#### [PROBLEM STATEMENT]
Gather the lines from the material that contain "label".

*-*-*

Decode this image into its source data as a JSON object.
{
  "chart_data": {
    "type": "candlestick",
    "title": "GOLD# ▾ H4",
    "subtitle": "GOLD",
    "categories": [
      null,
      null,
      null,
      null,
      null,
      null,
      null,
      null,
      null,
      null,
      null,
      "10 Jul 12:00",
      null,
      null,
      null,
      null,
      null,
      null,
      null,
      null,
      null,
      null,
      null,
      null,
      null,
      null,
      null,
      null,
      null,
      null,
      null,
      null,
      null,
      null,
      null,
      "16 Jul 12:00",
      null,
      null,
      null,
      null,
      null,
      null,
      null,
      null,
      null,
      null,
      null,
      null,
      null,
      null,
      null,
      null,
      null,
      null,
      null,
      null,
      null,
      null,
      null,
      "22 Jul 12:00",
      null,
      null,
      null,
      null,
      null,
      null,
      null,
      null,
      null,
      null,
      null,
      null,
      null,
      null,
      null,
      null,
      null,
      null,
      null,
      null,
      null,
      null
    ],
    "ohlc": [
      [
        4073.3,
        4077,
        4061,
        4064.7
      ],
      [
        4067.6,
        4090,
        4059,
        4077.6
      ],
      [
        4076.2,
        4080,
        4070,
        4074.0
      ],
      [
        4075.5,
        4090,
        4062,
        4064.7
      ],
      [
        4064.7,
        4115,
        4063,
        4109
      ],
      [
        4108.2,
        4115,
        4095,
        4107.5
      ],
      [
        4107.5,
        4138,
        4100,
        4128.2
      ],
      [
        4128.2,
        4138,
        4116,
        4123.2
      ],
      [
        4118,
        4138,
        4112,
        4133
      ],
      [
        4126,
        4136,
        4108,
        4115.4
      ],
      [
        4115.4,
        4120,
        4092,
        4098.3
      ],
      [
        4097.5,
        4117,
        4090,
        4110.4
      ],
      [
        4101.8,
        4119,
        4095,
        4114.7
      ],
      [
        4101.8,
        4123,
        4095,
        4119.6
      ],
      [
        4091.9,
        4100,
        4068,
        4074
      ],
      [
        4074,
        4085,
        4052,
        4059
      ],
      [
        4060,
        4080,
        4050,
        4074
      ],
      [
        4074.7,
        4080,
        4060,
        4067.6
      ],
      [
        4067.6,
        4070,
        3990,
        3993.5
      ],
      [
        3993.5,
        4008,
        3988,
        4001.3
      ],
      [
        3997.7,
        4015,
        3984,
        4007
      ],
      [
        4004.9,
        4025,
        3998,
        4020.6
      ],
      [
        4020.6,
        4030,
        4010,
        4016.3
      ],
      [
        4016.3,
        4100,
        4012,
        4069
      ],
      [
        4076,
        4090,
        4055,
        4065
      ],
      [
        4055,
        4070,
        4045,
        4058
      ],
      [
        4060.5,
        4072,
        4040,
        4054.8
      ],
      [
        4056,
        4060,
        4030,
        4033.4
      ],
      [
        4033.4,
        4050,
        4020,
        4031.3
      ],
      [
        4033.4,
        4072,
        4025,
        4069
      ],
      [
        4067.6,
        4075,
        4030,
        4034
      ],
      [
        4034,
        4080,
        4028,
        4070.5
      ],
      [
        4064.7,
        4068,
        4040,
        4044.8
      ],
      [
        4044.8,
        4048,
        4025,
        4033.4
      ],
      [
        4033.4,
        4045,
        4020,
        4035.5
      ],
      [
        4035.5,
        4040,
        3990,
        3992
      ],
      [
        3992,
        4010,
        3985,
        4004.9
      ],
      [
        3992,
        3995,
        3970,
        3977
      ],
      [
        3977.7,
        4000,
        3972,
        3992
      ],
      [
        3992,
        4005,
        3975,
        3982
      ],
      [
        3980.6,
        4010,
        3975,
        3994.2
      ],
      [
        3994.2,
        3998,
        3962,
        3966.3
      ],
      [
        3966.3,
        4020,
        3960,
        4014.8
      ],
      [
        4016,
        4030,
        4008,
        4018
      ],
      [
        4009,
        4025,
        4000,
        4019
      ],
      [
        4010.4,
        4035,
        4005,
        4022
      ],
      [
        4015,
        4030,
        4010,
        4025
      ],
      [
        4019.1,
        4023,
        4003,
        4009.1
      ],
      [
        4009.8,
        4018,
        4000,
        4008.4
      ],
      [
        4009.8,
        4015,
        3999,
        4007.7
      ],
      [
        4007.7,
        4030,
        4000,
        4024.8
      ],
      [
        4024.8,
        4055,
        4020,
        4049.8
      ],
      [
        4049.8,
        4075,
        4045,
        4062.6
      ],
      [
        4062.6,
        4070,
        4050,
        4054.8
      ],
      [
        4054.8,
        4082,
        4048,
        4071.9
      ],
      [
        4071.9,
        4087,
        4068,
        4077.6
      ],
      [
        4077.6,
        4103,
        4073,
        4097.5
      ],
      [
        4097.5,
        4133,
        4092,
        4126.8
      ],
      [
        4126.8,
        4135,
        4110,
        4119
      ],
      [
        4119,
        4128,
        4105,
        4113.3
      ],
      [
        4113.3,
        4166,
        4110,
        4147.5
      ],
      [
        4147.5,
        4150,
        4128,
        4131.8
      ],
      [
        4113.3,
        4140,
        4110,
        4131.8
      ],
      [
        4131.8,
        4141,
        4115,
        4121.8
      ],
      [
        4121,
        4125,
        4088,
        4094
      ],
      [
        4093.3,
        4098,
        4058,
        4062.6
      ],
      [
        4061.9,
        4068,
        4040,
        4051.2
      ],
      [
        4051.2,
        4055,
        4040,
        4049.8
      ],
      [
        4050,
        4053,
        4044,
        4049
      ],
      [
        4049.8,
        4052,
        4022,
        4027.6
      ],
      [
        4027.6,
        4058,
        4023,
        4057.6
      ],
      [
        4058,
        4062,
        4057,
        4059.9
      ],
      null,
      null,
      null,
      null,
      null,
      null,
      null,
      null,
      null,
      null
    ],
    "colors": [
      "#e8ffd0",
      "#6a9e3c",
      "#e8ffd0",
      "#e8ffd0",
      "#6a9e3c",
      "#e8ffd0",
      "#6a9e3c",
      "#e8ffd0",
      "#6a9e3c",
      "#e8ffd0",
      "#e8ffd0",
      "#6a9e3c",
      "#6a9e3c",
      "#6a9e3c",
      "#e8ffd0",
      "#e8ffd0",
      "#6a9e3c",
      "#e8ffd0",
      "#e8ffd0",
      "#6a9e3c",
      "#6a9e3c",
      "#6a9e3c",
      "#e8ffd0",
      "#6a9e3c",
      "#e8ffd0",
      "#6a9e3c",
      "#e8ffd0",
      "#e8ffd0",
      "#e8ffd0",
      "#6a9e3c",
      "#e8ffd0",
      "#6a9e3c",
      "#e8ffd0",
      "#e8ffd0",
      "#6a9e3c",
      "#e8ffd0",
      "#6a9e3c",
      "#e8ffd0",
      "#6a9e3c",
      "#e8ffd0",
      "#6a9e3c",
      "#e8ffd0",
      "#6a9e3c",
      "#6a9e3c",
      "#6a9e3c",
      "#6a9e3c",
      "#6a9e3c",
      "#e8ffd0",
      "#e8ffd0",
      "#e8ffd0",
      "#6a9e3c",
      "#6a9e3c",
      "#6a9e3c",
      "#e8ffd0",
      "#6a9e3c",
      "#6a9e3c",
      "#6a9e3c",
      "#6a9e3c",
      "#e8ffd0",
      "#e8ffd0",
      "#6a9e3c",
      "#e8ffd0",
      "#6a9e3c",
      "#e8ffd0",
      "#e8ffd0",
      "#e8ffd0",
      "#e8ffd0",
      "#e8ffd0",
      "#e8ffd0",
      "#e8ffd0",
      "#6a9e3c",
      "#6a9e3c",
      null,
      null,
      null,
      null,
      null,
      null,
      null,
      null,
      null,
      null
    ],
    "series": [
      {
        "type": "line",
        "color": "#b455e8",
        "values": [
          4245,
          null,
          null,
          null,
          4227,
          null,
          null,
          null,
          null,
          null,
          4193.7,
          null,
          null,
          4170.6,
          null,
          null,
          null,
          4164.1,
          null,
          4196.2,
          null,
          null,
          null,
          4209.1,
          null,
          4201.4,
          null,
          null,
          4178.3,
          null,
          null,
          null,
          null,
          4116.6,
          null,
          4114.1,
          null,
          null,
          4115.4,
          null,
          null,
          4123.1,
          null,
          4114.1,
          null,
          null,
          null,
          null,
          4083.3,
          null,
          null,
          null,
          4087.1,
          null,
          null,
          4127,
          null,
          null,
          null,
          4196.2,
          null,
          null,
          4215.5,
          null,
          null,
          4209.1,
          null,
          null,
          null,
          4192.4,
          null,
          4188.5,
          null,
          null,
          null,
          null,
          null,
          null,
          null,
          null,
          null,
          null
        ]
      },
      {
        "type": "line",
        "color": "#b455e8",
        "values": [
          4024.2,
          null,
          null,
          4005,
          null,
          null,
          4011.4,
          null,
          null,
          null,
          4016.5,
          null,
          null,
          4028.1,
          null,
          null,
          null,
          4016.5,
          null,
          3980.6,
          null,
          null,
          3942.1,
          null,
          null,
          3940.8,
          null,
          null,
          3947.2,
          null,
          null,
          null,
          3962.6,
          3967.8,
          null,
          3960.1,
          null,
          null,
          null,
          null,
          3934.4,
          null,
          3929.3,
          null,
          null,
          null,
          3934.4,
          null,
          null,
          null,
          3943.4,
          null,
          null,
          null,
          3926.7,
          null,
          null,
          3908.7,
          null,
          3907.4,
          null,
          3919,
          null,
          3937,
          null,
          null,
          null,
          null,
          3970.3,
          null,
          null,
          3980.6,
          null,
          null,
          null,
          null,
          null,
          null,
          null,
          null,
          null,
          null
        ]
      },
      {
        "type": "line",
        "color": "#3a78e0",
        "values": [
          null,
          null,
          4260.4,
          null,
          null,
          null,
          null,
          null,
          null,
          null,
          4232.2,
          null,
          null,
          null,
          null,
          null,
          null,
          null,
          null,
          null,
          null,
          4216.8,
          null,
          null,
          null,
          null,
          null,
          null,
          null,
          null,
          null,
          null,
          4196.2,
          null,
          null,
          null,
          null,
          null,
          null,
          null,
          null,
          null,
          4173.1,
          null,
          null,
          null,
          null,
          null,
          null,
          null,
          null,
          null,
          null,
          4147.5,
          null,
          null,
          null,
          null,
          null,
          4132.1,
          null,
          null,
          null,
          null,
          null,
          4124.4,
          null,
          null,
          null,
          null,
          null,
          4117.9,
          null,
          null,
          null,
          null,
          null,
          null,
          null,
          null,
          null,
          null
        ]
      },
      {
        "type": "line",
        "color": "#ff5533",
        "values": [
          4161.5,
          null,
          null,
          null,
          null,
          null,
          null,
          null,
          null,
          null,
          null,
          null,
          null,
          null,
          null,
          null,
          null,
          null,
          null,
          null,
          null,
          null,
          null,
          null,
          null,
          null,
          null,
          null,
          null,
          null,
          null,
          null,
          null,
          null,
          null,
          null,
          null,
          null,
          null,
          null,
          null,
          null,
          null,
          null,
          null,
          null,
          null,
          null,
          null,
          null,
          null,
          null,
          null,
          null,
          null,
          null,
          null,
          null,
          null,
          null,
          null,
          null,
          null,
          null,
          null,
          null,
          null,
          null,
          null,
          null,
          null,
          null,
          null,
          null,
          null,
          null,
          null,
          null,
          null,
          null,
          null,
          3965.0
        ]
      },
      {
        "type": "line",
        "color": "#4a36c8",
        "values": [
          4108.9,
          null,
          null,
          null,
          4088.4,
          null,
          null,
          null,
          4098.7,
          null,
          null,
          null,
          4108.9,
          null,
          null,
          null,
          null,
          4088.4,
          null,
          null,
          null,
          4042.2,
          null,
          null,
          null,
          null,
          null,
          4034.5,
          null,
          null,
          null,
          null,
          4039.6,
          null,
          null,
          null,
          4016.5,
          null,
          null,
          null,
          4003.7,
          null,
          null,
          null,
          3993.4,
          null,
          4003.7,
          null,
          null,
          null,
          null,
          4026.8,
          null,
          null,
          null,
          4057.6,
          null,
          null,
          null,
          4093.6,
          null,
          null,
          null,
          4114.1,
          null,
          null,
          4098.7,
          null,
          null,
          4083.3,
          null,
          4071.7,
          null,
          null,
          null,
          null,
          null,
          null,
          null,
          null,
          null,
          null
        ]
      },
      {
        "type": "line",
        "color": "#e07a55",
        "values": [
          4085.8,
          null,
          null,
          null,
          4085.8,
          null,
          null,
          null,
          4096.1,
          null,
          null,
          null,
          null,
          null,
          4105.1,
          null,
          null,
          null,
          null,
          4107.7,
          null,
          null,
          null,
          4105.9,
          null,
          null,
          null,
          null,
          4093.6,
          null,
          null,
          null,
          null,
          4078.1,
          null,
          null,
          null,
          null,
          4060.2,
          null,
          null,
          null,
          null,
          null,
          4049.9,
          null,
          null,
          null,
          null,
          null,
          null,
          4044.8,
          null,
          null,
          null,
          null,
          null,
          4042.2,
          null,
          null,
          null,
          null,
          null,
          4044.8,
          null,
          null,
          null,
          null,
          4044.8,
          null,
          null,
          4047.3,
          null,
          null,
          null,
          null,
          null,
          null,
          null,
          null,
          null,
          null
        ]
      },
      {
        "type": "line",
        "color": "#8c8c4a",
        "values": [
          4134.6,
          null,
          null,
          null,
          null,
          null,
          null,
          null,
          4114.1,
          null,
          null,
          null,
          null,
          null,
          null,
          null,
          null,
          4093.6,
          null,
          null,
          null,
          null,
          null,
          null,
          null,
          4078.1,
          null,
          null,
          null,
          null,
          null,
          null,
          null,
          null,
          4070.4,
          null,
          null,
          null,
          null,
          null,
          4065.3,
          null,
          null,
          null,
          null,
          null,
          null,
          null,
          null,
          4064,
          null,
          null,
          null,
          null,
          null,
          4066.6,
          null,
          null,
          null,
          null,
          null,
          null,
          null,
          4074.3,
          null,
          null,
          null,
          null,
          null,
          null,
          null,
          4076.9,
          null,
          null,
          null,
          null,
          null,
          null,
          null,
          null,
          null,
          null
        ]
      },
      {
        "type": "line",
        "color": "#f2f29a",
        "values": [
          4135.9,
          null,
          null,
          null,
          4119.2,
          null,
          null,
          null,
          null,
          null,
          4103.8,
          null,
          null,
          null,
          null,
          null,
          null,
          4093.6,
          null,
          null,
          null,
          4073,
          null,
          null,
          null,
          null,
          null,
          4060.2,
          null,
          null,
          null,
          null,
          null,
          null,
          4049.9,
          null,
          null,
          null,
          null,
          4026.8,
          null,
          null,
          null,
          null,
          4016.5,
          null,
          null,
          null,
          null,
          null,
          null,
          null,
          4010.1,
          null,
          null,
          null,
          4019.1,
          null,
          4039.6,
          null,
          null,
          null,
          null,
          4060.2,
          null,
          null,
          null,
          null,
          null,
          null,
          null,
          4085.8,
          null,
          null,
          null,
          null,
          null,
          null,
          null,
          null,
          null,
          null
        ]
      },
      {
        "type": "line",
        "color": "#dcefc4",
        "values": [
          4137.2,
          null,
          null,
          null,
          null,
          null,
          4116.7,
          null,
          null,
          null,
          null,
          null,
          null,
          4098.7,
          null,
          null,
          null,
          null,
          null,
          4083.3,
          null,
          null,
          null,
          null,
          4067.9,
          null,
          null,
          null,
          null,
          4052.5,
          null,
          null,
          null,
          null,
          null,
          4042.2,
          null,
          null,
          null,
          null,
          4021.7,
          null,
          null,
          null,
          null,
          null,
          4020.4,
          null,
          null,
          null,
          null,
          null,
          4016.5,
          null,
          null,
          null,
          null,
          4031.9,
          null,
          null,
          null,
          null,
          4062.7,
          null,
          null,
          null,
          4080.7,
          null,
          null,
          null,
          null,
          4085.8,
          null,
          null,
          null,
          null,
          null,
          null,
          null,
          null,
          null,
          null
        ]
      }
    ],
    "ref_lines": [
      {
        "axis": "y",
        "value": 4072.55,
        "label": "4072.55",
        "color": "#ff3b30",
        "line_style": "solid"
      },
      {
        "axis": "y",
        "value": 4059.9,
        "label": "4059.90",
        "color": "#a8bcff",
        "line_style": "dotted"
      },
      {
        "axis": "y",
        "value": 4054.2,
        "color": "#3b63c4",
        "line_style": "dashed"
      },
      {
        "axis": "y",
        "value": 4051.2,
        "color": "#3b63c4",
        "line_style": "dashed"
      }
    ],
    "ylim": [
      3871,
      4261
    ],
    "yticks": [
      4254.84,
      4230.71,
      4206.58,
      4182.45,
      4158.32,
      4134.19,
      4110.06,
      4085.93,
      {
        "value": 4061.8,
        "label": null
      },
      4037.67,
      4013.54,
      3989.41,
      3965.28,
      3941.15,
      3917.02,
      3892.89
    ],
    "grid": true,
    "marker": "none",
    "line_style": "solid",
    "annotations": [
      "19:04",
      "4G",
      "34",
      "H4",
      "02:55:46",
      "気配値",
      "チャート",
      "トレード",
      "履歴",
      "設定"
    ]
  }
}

*-*-*

#### [THE REPLY]
        "label": "4072.55",
        "label": "4059.90",
        "label": null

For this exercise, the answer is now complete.